*AIM OF THE TASK*:
Extract every line where the string "сөзін" appears.

*INPUT RECORDS*:
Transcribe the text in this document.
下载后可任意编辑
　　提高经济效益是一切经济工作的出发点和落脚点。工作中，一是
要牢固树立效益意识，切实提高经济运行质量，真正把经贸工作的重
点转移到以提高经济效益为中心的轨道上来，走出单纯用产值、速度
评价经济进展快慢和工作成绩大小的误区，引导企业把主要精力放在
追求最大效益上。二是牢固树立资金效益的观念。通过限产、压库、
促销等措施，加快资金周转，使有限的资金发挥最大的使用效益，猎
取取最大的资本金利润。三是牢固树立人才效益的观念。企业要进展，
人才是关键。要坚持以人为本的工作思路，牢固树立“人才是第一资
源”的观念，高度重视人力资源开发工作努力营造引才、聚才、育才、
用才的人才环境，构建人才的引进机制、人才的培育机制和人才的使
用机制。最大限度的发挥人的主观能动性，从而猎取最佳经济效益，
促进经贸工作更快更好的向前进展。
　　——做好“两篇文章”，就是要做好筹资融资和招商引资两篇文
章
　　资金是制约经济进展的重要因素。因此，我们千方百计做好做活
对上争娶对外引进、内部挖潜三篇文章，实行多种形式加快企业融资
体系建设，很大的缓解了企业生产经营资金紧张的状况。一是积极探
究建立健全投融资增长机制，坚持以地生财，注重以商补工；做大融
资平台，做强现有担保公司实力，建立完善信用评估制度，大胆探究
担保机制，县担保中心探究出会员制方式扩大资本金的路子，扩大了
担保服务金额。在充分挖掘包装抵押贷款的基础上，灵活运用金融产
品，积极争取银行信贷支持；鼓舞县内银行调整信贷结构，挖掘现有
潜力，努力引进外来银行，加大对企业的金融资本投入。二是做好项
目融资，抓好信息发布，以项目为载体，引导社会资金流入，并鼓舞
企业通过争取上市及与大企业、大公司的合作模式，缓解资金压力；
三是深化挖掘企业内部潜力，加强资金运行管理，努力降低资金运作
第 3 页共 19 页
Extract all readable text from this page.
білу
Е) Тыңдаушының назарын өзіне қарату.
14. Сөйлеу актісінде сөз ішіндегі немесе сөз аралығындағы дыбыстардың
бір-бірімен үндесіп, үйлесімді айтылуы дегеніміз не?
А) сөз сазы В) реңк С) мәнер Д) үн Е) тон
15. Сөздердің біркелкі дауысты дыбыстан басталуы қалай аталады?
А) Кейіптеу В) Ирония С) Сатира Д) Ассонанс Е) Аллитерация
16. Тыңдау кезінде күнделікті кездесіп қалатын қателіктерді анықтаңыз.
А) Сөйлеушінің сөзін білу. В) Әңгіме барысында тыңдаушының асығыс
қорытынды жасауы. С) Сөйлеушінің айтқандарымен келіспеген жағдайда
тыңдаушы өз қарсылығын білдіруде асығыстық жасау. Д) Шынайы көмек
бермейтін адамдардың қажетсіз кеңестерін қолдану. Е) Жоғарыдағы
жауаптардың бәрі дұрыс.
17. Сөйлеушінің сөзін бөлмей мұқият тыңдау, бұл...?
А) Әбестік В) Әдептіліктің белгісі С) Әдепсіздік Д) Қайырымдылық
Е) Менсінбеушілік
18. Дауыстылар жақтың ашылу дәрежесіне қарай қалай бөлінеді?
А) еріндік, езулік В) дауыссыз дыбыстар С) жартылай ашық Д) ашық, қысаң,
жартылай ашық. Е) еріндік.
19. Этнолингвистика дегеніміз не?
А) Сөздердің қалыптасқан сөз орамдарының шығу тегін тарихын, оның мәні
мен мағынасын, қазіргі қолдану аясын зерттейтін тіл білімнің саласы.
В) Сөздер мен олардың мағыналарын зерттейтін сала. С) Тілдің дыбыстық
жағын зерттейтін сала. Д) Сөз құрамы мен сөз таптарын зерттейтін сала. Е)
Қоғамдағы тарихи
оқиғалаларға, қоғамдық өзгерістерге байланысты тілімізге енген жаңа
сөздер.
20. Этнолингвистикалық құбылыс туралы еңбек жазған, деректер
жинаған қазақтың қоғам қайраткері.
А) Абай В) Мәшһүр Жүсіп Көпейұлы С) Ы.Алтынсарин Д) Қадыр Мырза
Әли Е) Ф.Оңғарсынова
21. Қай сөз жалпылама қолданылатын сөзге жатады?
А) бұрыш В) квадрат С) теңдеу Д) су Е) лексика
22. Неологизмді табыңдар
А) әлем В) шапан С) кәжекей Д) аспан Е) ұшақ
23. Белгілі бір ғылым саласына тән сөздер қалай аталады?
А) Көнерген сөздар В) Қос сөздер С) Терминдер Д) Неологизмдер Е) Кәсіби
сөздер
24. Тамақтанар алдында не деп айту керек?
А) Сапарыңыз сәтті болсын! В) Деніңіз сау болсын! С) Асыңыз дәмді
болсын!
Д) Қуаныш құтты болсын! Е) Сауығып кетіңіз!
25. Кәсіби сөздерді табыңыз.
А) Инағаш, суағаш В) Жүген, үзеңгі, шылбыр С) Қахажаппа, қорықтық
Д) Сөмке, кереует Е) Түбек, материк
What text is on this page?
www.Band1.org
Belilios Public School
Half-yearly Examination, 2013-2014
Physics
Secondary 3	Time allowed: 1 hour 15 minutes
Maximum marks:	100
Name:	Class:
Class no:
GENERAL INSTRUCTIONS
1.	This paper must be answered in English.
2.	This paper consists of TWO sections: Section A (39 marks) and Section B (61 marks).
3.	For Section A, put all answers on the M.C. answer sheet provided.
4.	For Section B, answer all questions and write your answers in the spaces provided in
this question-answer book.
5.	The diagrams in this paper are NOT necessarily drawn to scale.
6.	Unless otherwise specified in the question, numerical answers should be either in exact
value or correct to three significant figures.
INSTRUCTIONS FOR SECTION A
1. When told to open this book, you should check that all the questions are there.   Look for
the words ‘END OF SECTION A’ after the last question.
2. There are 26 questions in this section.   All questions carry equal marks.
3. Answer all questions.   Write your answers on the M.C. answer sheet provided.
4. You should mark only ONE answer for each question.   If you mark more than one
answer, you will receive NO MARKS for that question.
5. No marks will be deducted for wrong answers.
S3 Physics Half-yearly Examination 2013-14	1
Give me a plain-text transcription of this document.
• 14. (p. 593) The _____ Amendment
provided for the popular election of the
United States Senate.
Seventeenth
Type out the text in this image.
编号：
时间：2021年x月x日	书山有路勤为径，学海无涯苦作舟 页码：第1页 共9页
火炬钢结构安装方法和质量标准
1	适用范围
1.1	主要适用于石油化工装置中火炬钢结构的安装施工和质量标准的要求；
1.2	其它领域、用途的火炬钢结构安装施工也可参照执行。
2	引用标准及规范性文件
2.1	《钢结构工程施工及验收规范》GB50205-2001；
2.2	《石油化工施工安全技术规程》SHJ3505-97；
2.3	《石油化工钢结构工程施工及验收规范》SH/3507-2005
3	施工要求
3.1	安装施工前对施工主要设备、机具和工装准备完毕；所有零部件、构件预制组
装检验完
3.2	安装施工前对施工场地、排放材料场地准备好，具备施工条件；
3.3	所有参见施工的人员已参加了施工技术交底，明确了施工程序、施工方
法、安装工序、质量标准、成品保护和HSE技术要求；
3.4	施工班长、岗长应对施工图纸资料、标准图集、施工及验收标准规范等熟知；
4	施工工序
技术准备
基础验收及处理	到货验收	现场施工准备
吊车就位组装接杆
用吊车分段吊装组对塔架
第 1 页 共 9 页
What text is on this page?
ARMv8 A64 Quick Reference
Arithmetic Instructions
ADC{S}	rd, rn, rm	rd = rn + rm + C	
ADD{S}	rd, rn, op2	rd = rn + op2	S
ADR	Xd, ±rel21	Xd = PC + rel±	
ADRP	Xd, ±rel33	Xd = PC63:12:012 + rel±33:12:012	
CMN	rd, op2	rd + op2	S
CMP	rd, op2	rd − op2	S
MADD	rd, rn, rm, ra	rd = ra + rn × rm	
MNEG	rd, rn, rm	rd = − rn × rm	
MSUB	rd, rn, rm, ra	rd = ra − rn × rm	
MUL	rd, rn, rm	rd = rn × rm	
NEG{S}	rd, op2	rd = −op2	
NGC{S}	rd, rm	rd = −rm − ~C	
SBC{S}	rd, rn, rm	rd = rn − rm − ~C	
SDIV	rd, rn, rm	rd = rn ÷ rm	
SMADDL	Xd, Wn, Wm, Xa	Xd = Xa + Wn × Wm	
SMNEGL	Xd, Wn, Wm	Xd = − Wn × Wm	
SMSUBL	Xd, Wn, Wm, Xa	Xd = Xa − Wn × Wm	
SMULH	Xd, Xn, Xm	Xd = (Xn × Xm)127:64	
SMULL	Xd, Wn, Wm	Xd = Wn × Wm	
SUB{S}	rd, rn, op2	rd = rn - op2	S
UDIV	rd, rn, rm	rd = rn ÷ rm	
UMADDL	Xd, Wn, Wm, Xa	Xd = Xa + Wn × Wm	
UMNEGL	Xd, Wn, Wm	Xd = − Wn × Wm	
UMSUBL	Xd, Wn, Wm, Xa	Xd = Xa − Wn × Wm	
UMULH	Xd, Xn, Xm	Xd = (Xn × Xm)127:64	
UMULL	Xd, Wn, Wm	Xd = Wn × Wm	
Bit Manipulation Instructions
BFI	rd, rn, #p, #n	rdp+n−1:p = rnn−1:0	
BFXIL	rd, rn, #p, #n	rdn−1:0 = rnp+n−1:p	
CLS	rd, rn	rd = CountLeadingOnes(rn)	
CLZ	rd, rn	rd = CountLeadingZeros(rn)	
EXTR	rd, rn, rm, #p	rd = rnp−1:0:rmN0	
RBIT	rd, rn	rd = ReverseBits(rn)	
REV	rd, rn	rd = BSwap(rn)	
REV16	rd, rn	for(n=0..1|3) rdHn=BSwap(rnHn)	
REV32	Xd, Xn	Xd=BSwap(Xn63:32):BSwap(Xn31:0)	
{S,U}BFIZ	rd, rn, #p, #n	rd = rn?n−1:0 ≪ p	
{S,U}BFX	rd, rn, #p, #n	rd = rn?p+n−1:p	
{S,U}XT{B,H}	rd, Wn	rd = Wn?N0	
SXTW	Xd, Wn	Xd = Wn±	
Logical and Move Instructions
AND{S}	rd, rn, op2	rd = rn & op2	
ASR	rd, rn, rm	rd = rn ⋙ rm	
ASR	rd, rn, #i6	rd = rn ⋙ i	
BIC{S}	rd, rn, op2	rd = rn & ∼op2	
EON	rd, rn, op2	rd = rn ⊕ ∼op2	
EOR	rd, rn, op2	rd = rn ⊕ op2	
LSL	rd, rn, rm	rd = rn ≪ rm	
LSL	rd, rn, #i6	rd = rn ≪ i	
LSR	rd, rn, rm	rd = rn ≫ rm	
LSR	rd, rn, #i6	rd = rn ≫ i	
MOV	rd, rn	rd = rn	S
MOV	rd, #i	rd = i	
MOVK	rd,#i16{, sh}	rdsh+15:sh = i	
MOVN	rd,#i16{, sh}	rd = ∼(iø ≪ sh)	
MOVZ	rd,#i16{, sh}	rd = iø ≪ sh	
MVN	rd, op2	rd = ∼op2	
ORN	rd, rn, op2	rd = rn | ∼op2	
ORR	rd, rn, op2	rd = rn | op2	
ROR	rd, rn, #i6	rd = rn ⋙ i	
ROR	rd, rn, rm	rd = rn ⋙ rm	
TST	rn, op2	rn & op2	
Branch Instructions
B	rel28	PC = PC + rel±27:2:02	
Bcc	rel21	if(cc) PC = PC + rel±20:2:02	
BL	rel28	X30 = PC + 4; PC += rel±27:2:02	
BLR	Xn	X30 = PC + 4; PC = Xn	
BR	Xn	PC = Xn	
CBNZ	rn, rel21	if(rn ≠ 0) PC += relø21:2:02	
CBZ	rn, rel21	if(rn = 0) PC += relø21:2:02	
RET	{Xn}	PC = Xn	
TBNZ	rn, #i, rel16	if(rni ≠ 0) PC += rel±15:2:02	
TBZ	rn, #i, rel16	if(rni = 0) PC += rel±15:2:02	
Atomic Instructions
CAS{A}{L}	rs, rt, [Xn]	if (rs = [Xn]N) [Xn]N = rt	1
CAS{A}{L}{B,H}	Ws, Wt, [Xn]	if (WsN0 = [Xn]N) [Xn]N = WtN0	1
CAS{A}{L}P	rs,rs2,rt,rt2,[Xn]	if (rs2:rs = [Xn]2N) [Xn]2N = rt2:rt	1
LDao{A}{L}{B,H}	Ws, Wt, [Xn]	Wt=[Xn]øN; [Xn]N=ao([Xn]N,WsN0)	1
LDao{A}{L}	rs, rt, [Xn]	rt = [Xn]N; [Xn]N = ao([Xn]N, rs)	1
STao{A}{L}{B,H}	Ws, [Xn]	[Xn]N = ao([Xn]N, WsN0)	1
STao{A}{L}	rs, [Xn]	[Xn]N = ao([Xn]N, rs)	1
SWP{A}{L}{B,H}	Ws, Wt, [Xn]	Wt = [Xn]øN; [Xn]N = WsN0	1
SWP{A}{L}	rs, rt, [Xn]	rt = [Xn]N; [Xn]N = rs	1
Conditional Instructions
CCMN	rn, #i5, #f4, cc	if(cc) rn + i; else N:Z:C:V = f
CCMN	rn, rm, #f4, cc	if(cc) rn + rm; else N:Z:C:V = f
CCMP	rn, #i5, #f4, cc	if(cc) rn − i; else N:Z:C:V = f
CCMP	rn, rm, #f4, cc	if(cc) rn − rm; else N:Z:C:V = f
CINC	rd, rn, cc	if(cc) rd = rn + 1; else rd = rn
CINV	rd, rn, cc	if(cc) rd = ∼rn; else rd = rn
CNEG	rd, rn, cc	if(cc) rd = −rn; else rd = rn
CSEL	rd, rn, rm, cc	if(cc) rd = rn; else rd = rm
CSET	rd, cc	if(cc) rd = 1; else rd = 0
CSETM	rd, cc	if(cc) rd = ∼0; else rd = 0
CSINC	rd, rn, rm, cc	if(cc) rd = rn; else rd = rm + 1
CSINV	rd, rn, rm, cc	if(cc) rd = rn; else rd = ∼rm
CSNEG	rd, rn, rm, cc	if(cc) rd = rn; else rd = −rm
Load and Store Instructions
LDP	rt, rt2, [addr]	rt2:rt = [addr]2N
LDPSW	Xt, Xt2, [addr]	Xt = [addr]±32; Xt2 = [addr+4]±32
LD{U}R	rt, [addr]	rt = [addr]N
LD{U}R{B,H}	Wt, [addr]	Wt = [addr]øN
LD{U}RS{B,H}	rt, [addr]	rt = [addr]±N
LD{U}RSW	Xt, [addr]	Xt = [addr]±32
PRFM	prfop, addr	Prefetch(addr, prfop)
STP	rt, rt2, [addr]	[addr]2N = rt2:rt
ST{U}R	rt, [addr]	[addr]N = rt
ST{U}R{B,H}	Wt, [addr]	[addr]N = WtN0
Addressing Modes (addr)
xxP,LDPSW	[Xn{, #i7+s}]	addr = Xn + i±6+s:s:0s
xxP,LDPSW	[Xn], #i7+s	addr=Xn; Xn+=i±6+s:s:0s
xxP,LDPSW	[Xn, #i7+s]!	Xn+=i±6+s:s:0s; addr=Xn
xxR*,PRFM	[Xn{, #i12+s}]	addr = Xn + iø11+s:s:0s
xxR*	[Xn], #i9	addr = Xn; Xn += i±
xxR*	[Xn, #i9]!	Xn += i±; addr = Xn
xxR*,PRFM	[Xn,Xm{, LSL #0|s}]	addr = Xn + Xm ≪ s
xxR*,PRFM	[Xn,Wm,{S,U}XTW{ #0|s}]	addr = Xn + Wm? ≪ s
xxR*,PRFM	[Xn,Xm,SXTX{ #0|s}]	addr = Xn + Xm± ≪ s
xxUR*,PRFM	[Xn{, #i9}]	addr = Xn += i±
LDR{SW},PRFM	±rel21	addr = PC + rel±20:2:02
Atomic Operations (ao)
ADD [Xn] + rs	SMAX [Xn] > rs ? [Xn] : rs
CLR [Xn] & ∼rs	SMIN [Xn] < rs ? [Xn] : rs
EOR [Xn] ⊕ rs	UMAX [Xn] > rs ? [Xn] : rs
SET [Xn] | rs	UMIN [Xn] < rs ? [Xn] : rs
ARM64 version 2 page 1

*FINAL RESULT*:
А) Сөйлеушінің сөзін білу. В) Әңгіме барысында тыңдаушының асығыс
17. Сөйлеушінің сөзін бөлмей мұқият тыңдау, бұл...?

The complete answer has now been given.